Objective
Look for "name" in the listing below. Gather each line that contains it.

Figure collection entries
■ ■ ■
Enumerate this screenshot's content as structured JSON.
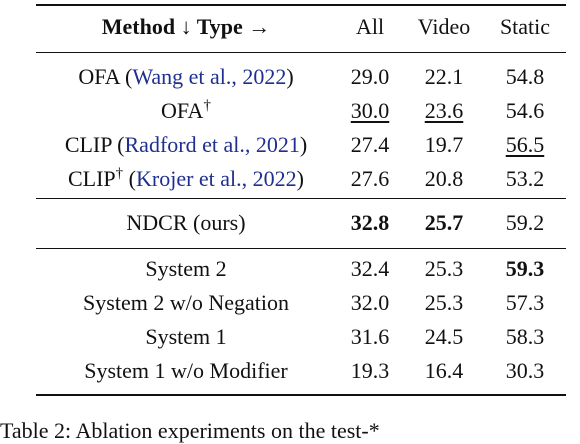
{
  "table": {
    "header": {
      "method_label": "Method",
      "method_arrow": "↓",
      "type_label": "Type",
      "type_arrow": "→",
      "columns": [
        "All",
        "Video",
        "Static"
      ]
    },
    "rows": [
      {
        "name": "OFA",
        "dagger": "",
        "cite": "Wang et al., 2022",
        "all": "29.0",
        "video": "22.1",
        "static": "54.8"
      },
      {
        "name": "OFA",
        "dagger": "†",
        "cite": "",
        "all": "30.0",
        "video": "23.6",
        "static": "54.6",
        "underline": [
          "all",
          "video"
        ]
      },
      {
        "name": "CLIP",
        "dagger": "",
        "cite": "Radford et al., 2021",
        "all": "27.4",
        "video": "19.7",
        "static": "56.5",
        "underline": [
          "static"
        ]
      },
      {
        "name": "CLIP",
        "dagger": "†",
        "cite": "Krojer et al., 2022",
        "all": "27.6",
        "video": "20.8",
        "static": "53.2"
      },
      {
        "name": "NDCR (ours)",
        "dagger": "",
        "cite": "",
        "all": "32.8",
        "video": "25.7",
        "static": "59.2",
        "bold": [
          "all",
          "video"
        ]
      },
      {
        "name": "System 2",
        "dagger": "",
        "cite": "",
        "all": "32.4",
        "video": "25.3",
        "static": "59.3",
        "bold": [
          "static"
        ]
      },
      {
        "name": "System 2 w/o Negation",
        "dagger": "",
        "cite": "",
        "all": "32.0",
        "video": "25.3",
        "static": "57.3"
      },
      {
        "name": "System 1",
        "dagger": "",
        "cite": "",
        "all": "31.6",
        "video": "24.5",
        "static": "58.3"
      },
      {
        "name": "System 1 w/o Modifier",
        "dagger": "",
        "cite": "",
        "all": "19.3",
        "video": "16.4",
        "static": "30.3"
      }
    ]
  },
  "caption": {
    "text": "Table 2:  Ablation experiments on the test-*"
  }
}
■ ■ ■
The result
        "name": "OFA",
        "name": "OFA",
        "name": "CLIP",
        "name": "CLIP",
        "name": "NDCR (ours)",
        "name": "System 2",
        "name": "System 2 w/o Negation",
        "name": "System 1",
        "name": "System 1 w/o Modifier",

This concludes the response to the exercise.